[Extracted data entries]
▶

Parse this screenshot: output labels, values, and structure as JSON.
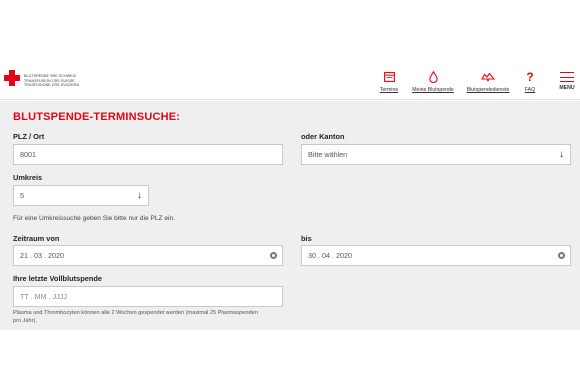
{
  "logo": {
    "line1": "Blutspende SRK Schweiz",
    "line2": "Transfusion CRS Suisse",
    "line3": "Trasfusione CRS Svizzera"
  },
  "nav": {
    "termine": "Termine",
    "meine": "Meine Blutspende",
    "dienste": "Blutspendedienste",
    "faq": "FAQ",
    "menu": "MENU"
  },
  "colors": {
    "accent": "#e30613",
    "section_bg": "#efefef"
  },
  "form": {
    "title": "BLUTSPENDE-TERMINSUCHE:",
    "plz_label": "PLZ / Ort",
    "plz_value": "8001",
    "kanton_label": "oder Kanton",
    "kanton_value": "Bitte wählen",
    "umkreis_label": "Umkreis",
    "umkreis_value": "5",
    "umkreis_hint": "Für eine Umkreissuche geben Sie bitte nur die PLZ ein.",
    "zeitraum_label": "Zeitraum von",
    "zeitraum_value": "21 . 03 . 2020",
    "bis_label": "bis",
    "bis_value": "30 . 04 . 2020",
    "letzte_label": "Ihre letzte Vollblutspende",
    "letzte_placeholder": "TT . MM . JJJJ",
    "note": "Plasma und Thrombozyten können alle 2 Wochen gespendet werden (maximal 25 Plasmaspenden pro Jahr)."
  }
}
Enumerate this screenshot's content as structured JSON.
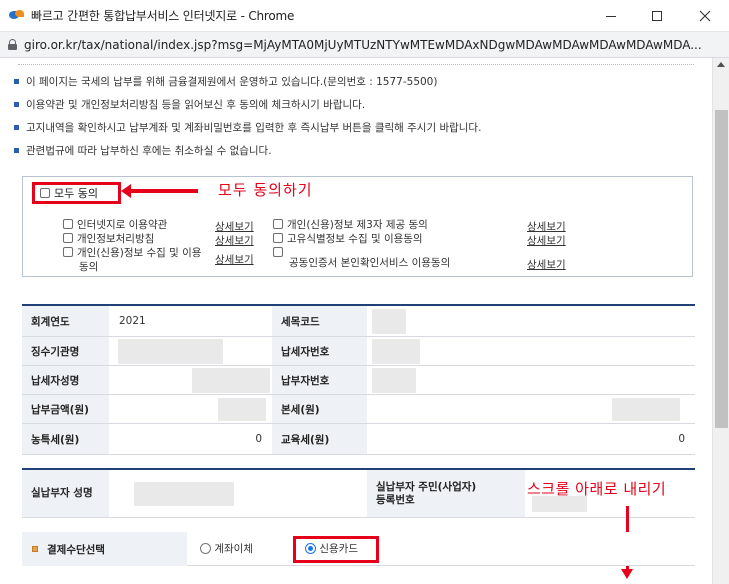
{
  "window": {
    "title": "빠르고 간편한 통합납부서비스 인터넷지로 - Chrome",
    "url": "giro.or.kr/tax/national/index.jsp?msg=MjAyMTA0MjUyMTUzNTYwMTEwMDAxNDgwMDAwMDAwMDAwMDAwMDA..."
  },
  "notices": [
    "이 페이지는 국세의 납부를 위해 금융결제원에서 운영하고 있습니다.(문의번호 : 1577-5500)",
    "이용약관 및 개인정보처리방침 등을 읽어보신 후 동의에 체크하시기 바랍니다.",
    "고지내역을 확인하시고 납부계좌 및 계좌비밀번호를 입력한 후 즉시납부 버튼을 클릭해 주시기 바랍니다.",
    "관련법규에 따라 납부하신 후에는 취소하실 수 없습니다."
  ],
  "agreement": {
    "all_label": "모두 동의",
    "annotation": "모두 동의하기",
    "detail_label": "상세보기",
    "terms": [
      "인터넷지로 이용약관",
      "개인정보처리방침",
      "개인(신용)정보 수집 및 이용",
      "동의",
      "개인(신용)정보 제3자 제공 동의",
      "고유식별정보 수집 및 이용동의",
      "공동인증서 본인확인서비스 이용동의"
    ]
  },
  "table": {
    "fiscal_year_label": "회계연도",
    "fiscal_year_value": "2021",
    "tax_code_label": "세목코드",
    "agency_label": "징수기관명",
    "taxpayer_no_label": "납세자번호",
    "taxpayer_name_label": "납세자성명",
    "payment_no_label": "납부자번호",
    "amount_label": "납부금액(원)",
    "main_tax_label": "본세(원)",
    "rural_tax_label": "농특세(원)",
    "rural_tax_value": "0",
    "edu_tax_label": "교육세(원)",
    "edu_tax_value": "0"
  },
  "payer": {
    "name_label": "실납부자 성명",
    "id_label_1": "실납부자 주민(사업자)",
    "id_label_2": "등록번호",
    "annotation": "스크롤 아래로 내리기"
  },
  "payment": {
    "label": "결제수단선택",
    "option_transfer": "계좌이체",
    "option_card": "신용카드",
    "selected": "신용카드"
  },
  "colors": {
    "annotation_red": "#e6001a",
    "table_border_navy": "#20407a",
    "label_bg": "#eef1f5"
  }
}
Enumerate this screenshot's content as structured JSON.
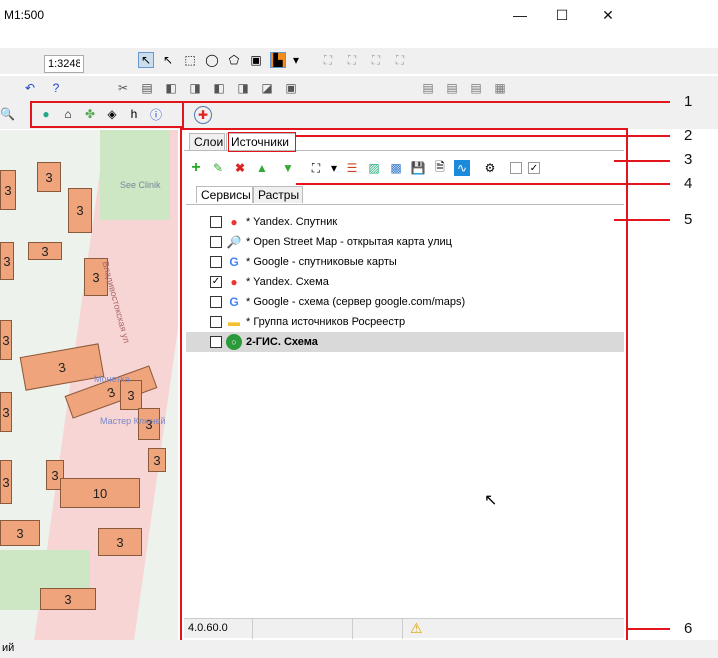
{
  "window": {
    "title": "M1:500",
    "minimize": "—",
    "maximize": "☐",
    "close": "✕"
  },
  "scale_value": "1:3248",
  "map_labels": {
    "clinic": "See Clinik",
    "street": "Владивостокская ул",
    "shop": "Монетка",
    "master": "Мастер Ключей"
  },
  "map_numbers": [
    "3",
    "3",
    "3",
    "3",
    "3",
    "3",
    "3",
    "3",
    "3",
    "3",
    "3",
    "3",
    "3",
    "10",
    "3",
    "3",
    "3",
    "3",
    "3"
  ],
  "tabs": [
    "Слои",
    "Источники"
  ],
  "subtabs": [
    "Сервисы",
    "Растры"
  ],
  "sources": [
    {
      "label": "* Yandex. Спутник",
      "checked": false,
      "icon": "yandex-pin-icon",
      "bold": false
    },
    {
      "label": "* Open Street Map - открытая карта улиц",
      "checked": false,
      "icon": "osm-magnifier-icon",
      "bold": false
    },
    {
      "label": "* Google - спутниковые карты",
      "checked": false,
      "icon": "google-g-icon",
      "bold": false
    },
    {
      "label": "* Yandex. Схема",
      "checked": true,
      "icon": "yandex-pin-icon",
      "bold": false
    },
    {
      "label": "* Google - схема (сервер google.com/maps)",
      "checked": false,
      "icon": "google-g-icon",
      "bold": false
    },
    {
      "label": "* Группа источников Росреестр",
      "checked": false,
      "icon": "folder-icon",
      "bold": false
    },
    {
      "label": "2-ГИС. Схема",
      "checked": false,
      "icon": "2gis-icon",
      "bold": true
    }
  ],
  "status": {
    "version": "4.0.60.0"
  },
  "callouts": [
    "1",
    "2",
    "3",
    "4",
    "5",
    "6"
  ],
  "bottom_text": "ий",
  "colors": {
    "callout": "#e2141c",
    "selected_row": "#d9d9d9"
  }
}
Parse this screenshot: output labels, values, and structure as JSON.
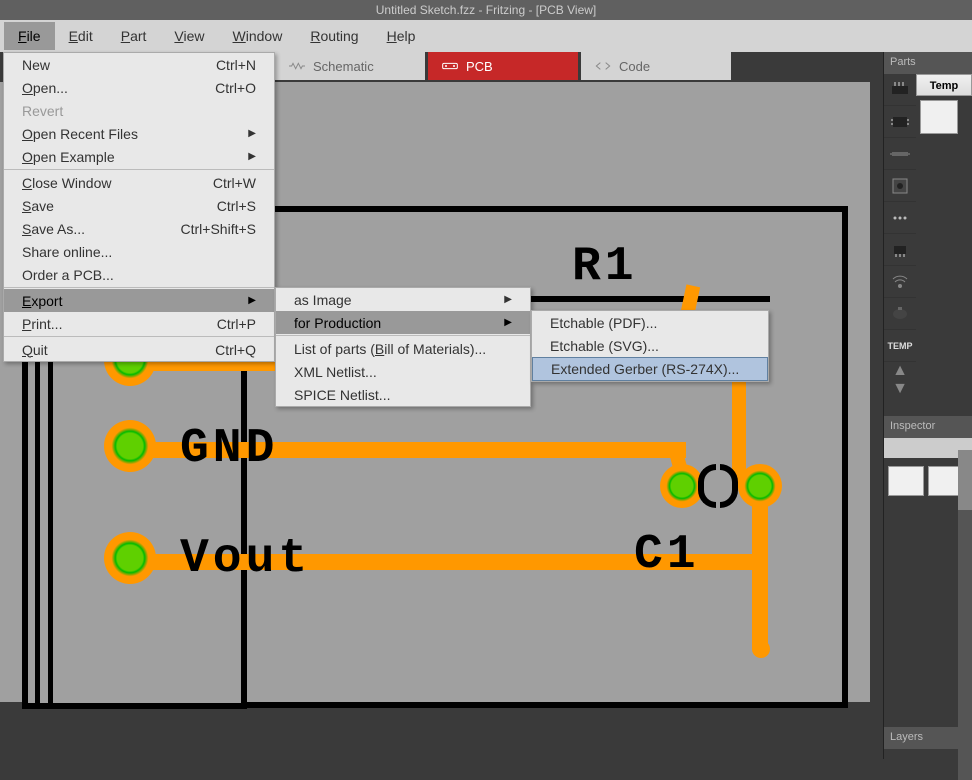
{
  "title": "Untitled Sketch.fzz - Fritzing - [PCB View]",
  "menubar": [
    "File",
    "Edit",
    "Part",
    "View",
    "Window",
    "Routing",
    "Help"
  ],
  "viewtabs": {
    "schematic": "Schematic",
    "pcb": "PCB",
    "code": "Code"
  },
  "file_menu": {
    "new": {
      "label": "New",
      "accel": "Ctrl+N"
    },
    "open": {
      "label": "Open...",
      "accel": "Ctrl+O"
    },
    "revert": {
      "label": "Revert"
    },
    "recent": {
      "label": "Open Recent Files"
    },
    "example": {
      "label": "Open Example"
    },
    "close": {
      "label": "Close Window",
      "accel": "Ctrl+W"
    },
    "save": {
      "label": "Save",
      "accel": "Ctrl+S"
    },
    "saveas": {
      "label": "Save As...",
      "accel": "Ctrl+Shift+S"
    },
    "share": {
      "label": "Share online..."
    },
    "order": {
      "label": "Order a PCB..."
    },
    "export": {
      "label": "Export"
    },
    "print": {
      "label": "Print...",
      "accel": "Ctrl+P"
    },
    "quit": {
      "label": "Quit",
      "accel": "Ctrl+Q"
    }
  },
  "export_submenu": {
    "as_image": "as Image",
    "for_production": "for Production",
    "bom": "List of parts (Bill of Materials)...",
    "xml": "XML Netlist...",
    "spice": "SPICE Netlist..."
  },
  "production_submenu": {
    "etch_pdf": "Etchable (PDF)...",
    "etch_svg": "Etchable (SVG)...",
    "gerber": "Extended Gerber (RS-274X)..."
  },
  "canvas_labels": {
    "r1": "R1",
    "gnd": "GND",
    "vout": "Vout",
    "c1": "C1"
  },
  "right_panel": {
    "parts_header": "Parts",
    "temp_label": "Temp",
    "temp_icon": "TEMP",
    "inspector_header": "Inspector",
    "layers_header": "Layers"
  },
  "colors": {
    "trace": "#ff9800",
    "pad_inner": "#5fd000",
    "active_tab": "#c62828"
  }
}
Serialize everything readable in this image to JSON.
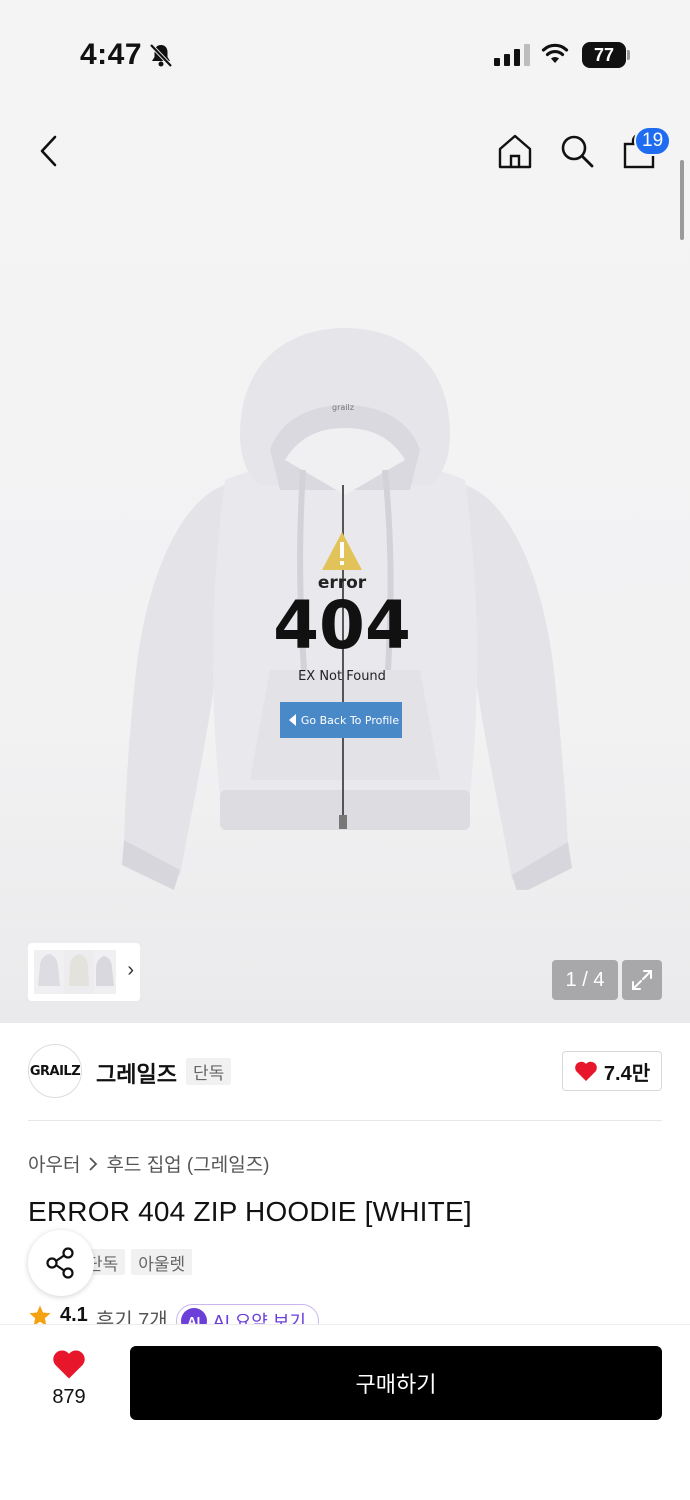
{
  "status_bar": {
    "time": "4:47",
    "battery": "77"
  },
  "nav": {
    "cart_count": "19"
  },
  "gallery": {
    "counter": "1 / 4",
    "print": {
      "error_word": "error",
      "code": "404",
      "subtitle": "EX Not Found",
      "button_text": "Go Back To Profile",
      "neck_label": "grailz"
    }
  },
  "brand": {
    "logo_text": "GRAILZ",
    "name": "그레일즈",
    "tag": "단독",
    "like_count": "7.4만"
  },
  "breadcrumb": {
    "category": "아우터",
    "subcategory": "후드 집업 (그레일즈)"
  },
  "product": {
    "title": "ERROR 404 ZIP HOODIE [WHITE]",
    "tags": [
      "단독",
      "아울렛"
    ],
    "rating": "4.1",
    "reviews": "후기 7개",
    "ai_label": "AI",
    "ai_summary": "AI 요약 보기"
  },
  "bottom": {
    "like_count": "879",
    "buy_label": "구매하기"
  },
  "colors": {
    "accent_blue": "#1f6cf0",
    "heart_red": "#e8162b",
    "ai_purple": "#6b3fd8"
  }
}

◀

WHAT THE TASK REQUIRES: Find the line containing "Serialize everything readable" in the listing above. Restate it and every line after it, word for word, through the final line, leaving out the pictures.

OUTPUT OF THE TASK:
Serialize everything readable in this image to JSON.
{
  "status_bar": {
    "time": "4:47",
    "battery": "77"
  },
  "nav": {
    "cart_count": "19"
  },
  "gallery": {
    "counter": "1 / 4",
    "print": {
      "error_word": "error",
      "code": "404",
      "subtitle": "EX Not Found",
      "button_text": "Go Back To Profile",
      "neck_label": "grailz"
    }
  },
  "brand": {
    "logo_text": "GRAILZ",
    "name": "그레일즈",
    "tag": "단독",
    "like_count": "7.4만"
  },
  "breadcrumb": {
    "category": "아우터",
    "subcategory": "후드 집업 (그레일즈)"
  },
  "product": {
    "title": "ERROR 404 ZIP HOODIE [WHITE]",
    "tags": [
      "단독",
      "아울렛"
    ],
    "rating": "4.1",
    "reviews": "후기 7개",
    "ai_label": "AI",
    "ai_summary": "AI 요약 보기"
  },
  "bottom": {
    "like_count": "879",
    "buy_label": "구매하기"
  },
  "colors": {
    "accent_blue": "#1f6cf0",
    "heart_red": "#e8162b",
    "ai_purple": "#6b3fd8"
  }
}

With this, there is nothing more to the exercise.